[Data records]
┏━━
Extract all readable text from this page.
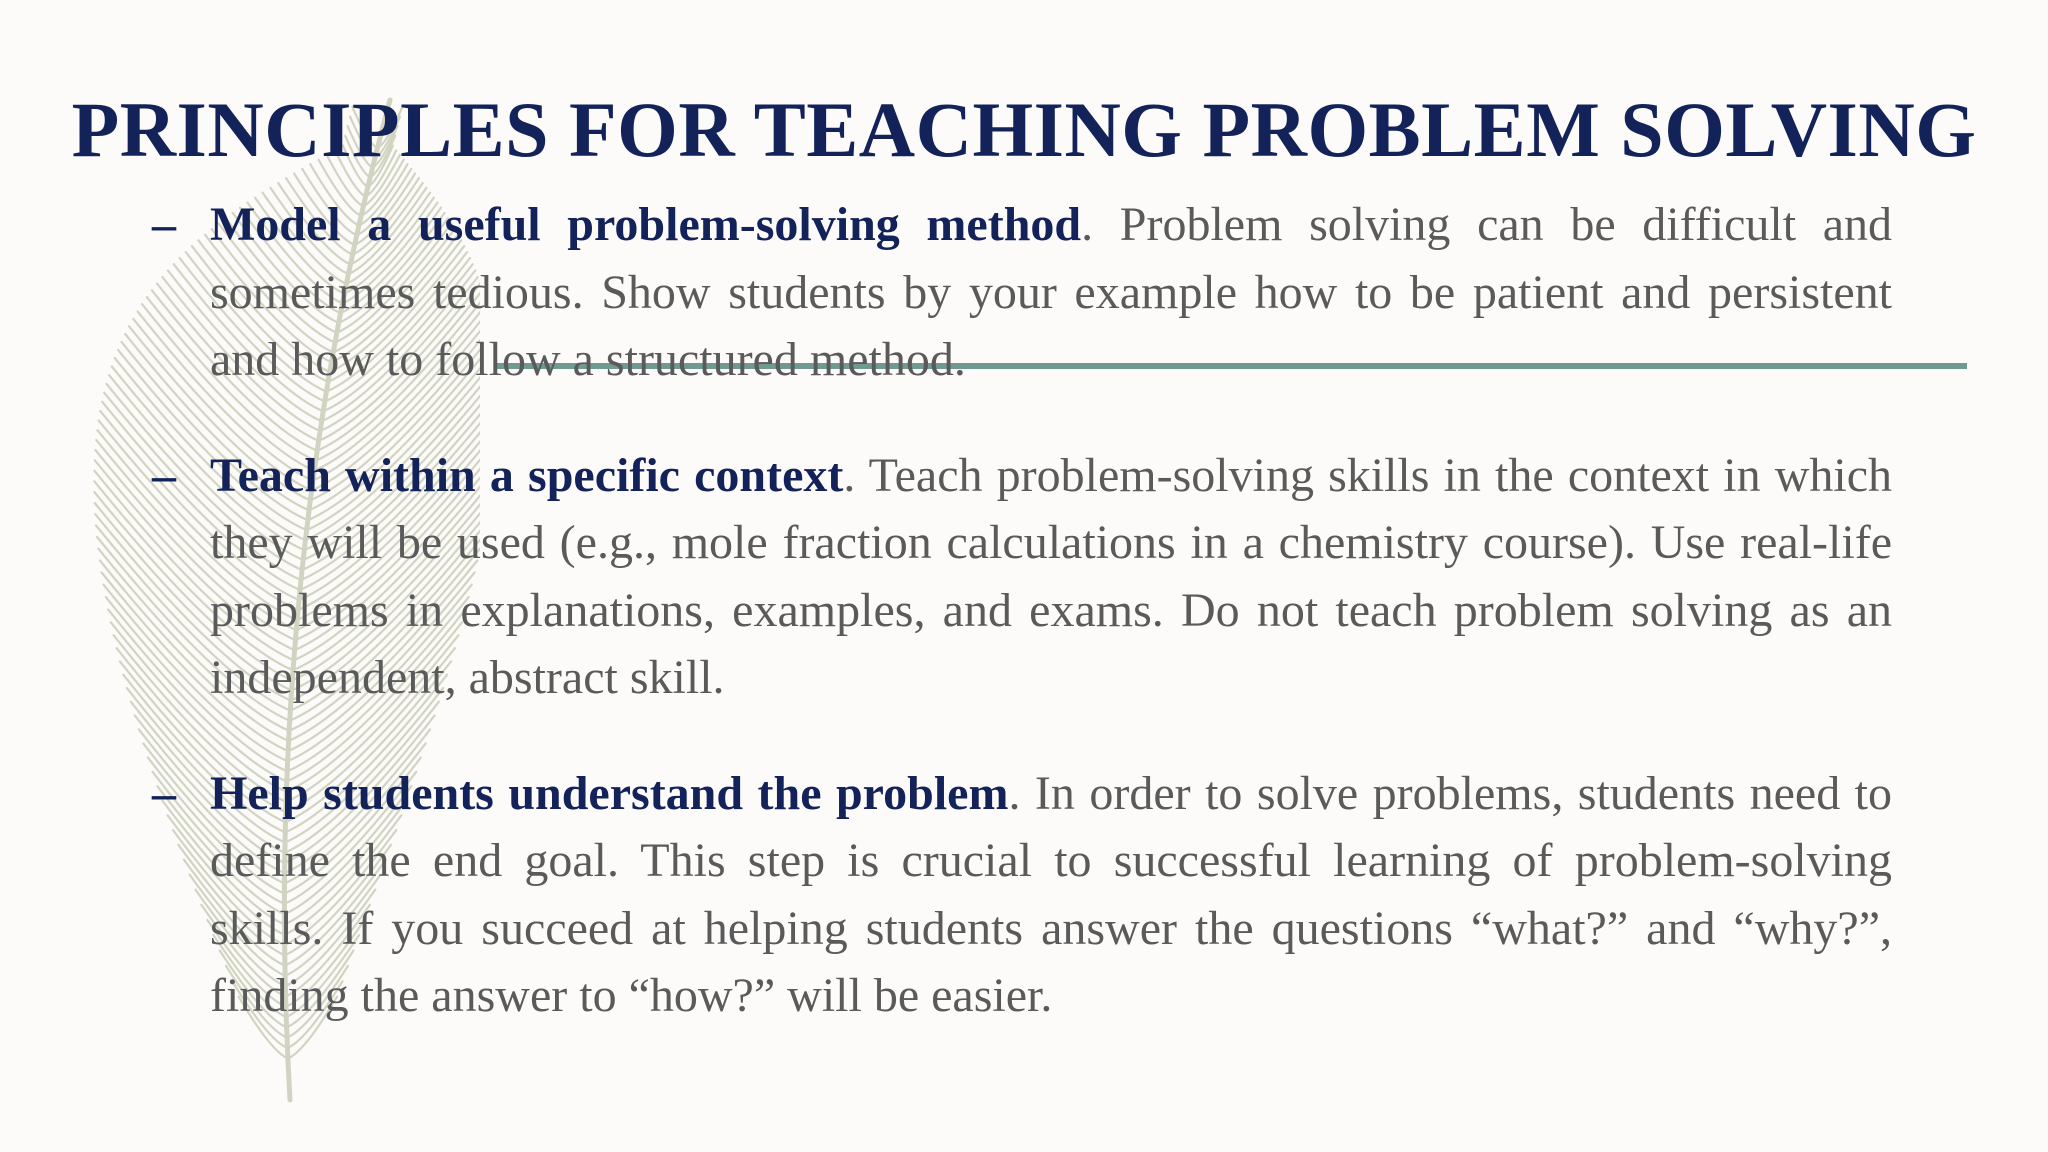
PRINCIPLES FOR TEACHING PROBLEM SOLVING

– Model a useful problem-solving method. Problem solving can be difficult and sometimes tedious. Show students by your example how to be patient and persistent and how to follow a structured method.

– Teach within a specific context. Teach problem-solving skills in the context in which they will be used (e.g., mole fraction calculations in a chemistry course). Use real-life problems in explanations, examples, and exams. Do not teach problem solving as an independent, abstract skill.

– Help students understand the problem. In order to solve problems, students need to define the end goal. This step is crucial to successful learning of problem-solving skills. If you succeed at helping students answer the questions “what?” and “why?”, finding the answer to “how?” will be easier.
┗━━
» DIRECTIVE: Copy every record above exactly, leaving out the pictures.

» RESPONSE:
Extract all readable text from this page.
PRINCIPLES FOR TEACHING PROBLEM SOLVING

– Model a useful problem-solving method. Problem solving can be difficult and sometimes tedious. Show students by your example how to be patient and persistent and how to follow a structured method.

– Teach within a specific context. Teach problem-solving skills in the context in which they will be used (e.g., mole fraction calculations in a chemistry course). Use real-life problems in explanations, examples, and exams. Do not teach problem solving as an independent, abstract skill.

– Help students understand the problem. In order to solve problems, students need to define the end goal. This step is crucial to successful learning of problem-solving skills. If you succeed at helping students answer the questions “what?” and “why?”, finding the answer to “how?” will be easier.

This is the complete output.